Task goal | Rewrite the part of the items below that opens with the line containing "background (0, 0, 640, 360)" and closes with the line containing "category-label: Avg. HighsTemps" as a Markdown table with the columns No. and Line. Number each row and skip any blank lines.

----- Record set -----

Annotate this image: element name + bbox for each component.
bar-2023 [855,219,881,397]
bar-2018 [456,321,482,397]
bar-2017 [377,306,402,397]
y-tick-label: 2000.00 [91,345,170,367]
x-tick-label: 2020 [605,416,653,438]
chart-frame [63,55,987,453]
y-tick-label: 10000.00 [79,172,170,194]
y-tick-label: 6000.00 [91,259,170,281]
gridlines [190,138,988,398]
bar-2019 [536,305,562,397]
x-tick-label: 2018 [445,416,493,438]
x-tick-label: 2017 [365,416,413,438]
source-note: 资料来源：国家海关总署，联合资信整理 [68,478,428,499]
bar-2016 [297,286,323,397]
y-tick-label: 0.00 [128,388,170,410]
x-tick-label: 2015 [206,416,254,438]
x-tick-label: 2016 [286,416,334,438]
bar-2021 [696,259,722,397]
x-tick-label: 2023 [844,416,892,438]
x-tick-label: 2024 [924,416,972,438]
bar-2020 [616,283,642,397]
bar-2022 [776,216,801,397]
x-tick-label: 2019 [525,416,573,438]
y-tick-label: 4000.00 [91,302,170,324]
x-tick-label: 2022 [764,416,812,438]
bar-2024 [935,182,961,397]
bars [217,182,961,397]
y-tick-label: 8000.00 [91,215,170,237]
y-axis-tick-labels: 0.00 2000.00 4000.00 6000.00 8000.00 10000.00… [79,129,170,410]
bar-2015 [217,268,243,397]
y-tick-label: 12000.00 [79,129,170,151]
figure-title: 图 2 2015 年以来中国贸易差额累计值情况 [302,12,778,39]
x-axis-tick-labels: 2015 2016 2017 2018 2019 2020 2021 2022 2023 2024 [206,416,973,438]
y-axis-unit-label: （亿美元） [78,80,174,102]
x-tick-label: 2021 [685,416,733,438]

-----
----- Record set -----

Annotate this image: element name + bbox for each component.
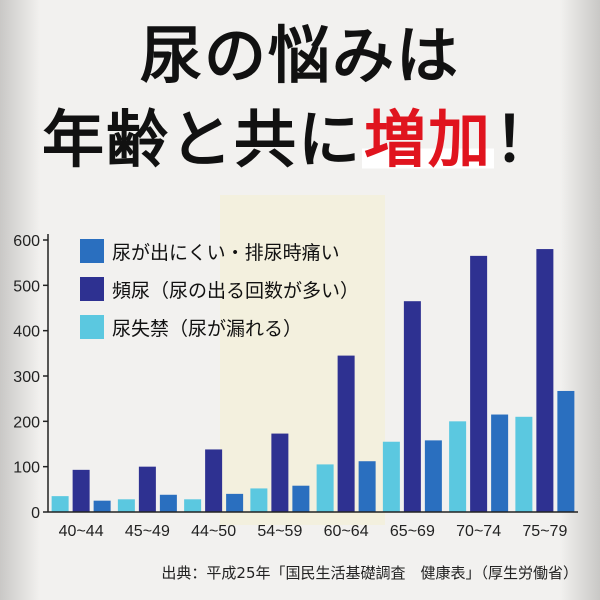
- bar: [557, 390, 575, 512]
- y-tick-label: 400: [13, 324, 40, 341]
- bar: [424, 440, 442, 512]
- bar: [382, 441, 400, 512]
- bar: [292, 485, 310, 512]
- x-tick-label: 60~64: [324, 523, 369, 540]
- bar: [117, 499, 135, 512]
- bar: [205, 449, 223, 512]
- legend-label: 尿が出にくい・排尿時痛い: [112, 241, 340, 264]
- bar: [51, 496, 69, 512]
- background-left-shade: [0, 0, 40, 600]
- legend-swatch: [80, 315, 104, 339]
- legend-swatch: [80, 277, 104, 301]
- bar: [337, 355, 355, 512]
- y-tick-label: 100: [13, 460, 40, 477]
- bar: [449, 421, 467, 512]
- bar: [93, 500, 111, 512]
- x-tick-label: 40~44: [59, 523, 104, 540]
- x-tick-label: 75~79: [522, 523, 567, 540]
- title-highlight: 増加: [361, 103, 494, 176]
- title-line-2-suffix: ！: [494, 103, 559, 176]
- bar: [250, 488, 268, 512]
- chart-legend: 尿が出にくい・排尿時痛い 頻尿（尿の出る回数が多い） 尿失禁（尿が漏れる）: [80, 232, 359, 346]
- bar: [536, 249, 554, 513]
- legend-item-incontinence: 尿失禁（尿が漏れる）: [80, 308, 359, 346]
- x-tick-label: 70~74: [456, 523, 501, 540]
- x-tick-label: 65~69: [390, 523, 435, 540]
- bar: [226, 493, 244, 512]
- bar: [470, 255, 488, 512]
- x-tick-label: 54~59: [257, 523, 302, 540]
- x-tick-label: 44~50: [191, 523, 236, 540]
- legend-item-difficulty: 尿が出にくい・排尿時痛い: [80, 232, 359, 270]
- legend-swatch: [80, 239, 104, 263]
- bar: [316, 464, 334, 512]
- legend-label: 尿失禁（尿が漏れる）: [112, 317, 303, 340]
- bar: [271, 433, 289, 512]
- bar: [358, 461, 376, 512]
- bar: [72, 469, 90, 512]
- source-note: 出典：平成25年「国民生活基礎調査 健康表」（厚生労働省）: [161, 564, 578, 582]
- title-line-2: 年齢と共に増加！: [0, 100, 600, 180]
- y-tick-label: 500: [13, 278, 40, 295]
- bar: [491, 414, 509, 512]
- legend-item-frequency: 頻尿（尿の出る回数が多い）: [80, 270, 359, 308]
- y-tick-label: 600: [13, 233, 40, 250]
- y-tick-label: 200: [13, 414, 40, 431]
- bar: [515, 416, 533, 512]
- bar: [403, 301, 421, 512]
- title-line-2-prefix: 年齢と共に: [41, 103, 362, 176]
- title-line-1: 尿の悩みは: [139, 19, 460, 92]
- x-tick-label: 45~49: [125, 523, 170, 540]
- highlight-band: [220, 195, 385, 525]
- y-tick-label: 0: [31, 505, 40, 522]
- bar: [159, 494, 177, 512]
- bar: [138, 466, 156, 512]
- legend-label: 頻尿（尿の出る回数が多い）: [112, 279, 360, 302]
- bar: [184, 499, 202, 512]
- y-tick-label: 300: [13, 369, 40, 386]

-----
----- Record set -----

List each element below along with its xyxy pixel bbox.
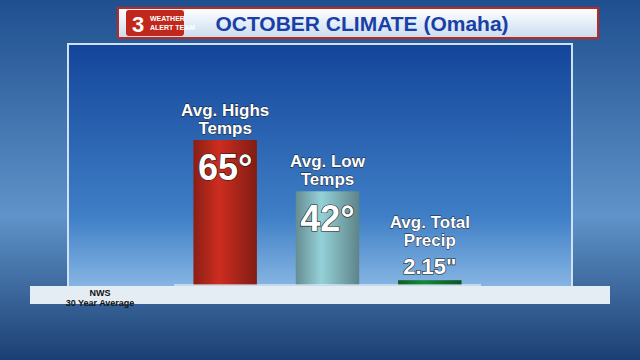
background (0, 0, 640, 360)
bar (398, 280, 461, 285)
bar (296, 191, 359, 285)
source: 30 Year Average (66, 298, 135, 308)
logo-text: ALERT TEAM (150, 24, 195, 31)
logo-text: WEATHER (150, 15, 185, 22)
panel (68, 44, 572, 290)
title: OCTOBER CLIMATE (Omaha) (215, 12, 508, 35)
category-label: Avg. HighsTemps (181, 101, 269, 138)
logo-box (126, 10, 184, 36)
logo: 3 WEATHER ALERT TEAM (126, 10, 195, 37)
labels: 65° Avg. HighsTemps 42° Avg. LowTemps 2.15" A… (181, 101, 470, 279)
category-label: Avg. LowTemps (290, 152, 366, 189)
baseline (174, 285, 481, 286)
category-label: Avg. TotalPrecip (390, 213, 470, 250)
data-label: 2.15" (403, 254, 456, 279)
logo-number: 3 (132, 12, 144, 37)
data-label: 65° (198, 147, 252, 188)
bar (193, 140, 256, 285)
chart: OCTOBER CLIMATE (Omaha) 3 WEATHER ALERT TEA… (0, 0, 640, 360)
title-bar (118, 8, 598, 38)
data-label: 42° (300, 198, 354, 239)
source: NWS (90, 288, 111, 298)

-----

Response to the task |
| No. | Line |
|---|---|
| 1 | background (0, 0, 640, 360) |
| 2 | bar (398, 280, 461, 285) |
| 3 | bar (296, 191, 359, 285) |
| 4 | source: 30 Year Average (66, 298, 135, 308) |
| 5 | logo-text: ALERT TEAM (150, 24, 195, 31) |
| 6 | logo-text: WEATHER (150, 15, 185, 22) |
| 7 | panel (68, 44, 572, 290) |
| 8 | title: OCTOBER CLIMATE (Omaha) (215, 12, 508, 35) |
| 9 | category-label: Avg. HighsTemps (181, 101, 269, 138) |